═════ THE INPUT ═════

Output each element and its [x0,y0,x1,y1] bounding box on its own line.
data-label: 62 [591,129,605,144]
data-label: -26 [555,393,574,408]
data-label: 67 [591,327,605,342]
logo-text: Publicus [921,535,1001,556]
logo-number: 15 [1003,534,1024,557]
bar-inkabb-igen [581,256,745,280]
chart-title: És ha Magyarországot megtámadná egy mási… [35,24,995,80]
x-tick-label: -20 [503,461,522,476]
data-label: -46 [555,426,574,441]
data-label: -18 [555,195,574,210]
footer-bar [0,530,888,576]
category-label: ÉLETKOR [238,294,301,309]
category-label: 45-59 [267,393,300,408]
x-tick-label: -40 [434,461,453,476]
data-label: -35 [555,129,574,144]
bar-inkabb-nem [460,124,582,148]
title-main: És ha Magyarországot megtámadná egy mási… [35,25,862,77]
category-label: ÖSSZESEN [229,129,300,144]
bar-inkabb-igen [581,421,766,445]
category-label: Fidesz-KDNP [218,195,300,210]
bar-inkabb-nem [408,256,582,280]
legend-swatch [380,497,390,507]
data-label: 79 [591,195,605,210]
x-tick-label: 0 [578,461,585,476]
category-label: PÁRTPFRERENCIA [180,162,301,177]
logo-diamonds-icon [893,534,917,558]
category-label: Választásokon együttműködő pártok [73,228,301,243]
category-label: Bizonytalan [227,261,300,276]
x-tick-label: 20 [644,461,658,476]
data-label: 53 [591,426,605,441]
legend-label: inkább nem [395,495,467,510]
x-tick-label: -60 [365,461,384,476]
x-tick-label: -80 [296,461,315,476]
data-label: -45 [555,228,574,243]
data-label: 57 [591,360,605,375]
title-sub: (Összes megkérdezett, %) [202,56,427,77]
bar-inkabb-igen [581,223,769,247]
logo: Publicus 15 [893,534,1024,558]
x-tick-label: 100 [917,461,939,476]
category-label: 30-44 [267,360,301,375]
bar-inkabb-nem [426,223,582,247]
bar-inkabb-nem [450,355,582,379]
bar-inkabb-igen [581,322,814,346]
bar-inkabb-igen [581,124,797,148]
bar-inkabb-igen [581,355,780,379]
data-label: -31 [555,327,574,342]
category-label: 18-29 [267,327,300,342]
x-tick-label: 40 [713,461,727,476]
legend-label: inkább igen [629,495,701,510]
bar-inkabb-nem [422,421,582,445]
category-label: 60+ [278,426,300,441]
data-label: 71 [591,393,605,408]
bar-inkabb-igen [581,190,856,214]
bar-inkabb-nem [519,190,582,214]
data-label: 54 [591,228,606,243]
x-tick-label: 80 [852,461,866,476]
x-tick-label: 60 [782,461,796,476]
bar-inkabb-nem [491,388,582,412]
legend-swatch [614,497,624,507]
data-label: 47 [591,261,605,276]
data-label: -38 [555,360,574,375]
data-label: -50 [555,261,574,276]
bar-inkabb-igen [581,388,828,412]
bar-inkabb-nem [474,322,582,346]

═════

__DESCRIPTION OF THE TASK__. Rewrite the lines from the very first one through the line containing "category-label: PÁRTPFRERENCIA [180,162,301,177]", putting "value-label" wherever "data-label" appears and leaving everything else as it is.

__WORKED ANSWER__.
Output each element and its [x0,y0,x1,y1] bounding box on its own line.
value-label: 62 [591,129,605,144]
value-label: -26 [555,393,574,408]
value-label: 67 [591,327,605,342]
logo-text: Publicus [921,535,1001,556]
logo-number: 15 [1003,534,1024,557]
bar-inkabb-igen [581,256,745,280]
chart-title: És ha Magyarországot megtámadná egy mási… [35,24,995,80]
x-tick-label: -20 [503,461,522,476]
value-label: -46 [555,426,574,441]
value-label: -18 [555,195,574,210]
footer-bar [0,530,888,576]
category-label: ÉLETKOR [238,294,301,309]
category-label: 45-59 [267,393,300,408]
x-tick-label: -40 [434,461,453,476]
value-label: -35 [555,129,574,144]
bar-inkabb-nem [460,124,582,148]
title-main: És ha Magyarországot megtámadná egy mási… [35,25,862,77]
category-label: ÖSSZESEN [229,129,300,144]
bar-inkabb-igen [581,421,766,445]
category-label: Fidesz-KDNP [218,195,300,210]
bar-inkabb-nem [408,256,582,280]
legend-swatch [380,497,390,507]
value-label: 79 [591,195,605,210]
x-tick-label: 0 [578,461,585,476]
category-label: PÁRTPFRERENCIA [180,162,301,177]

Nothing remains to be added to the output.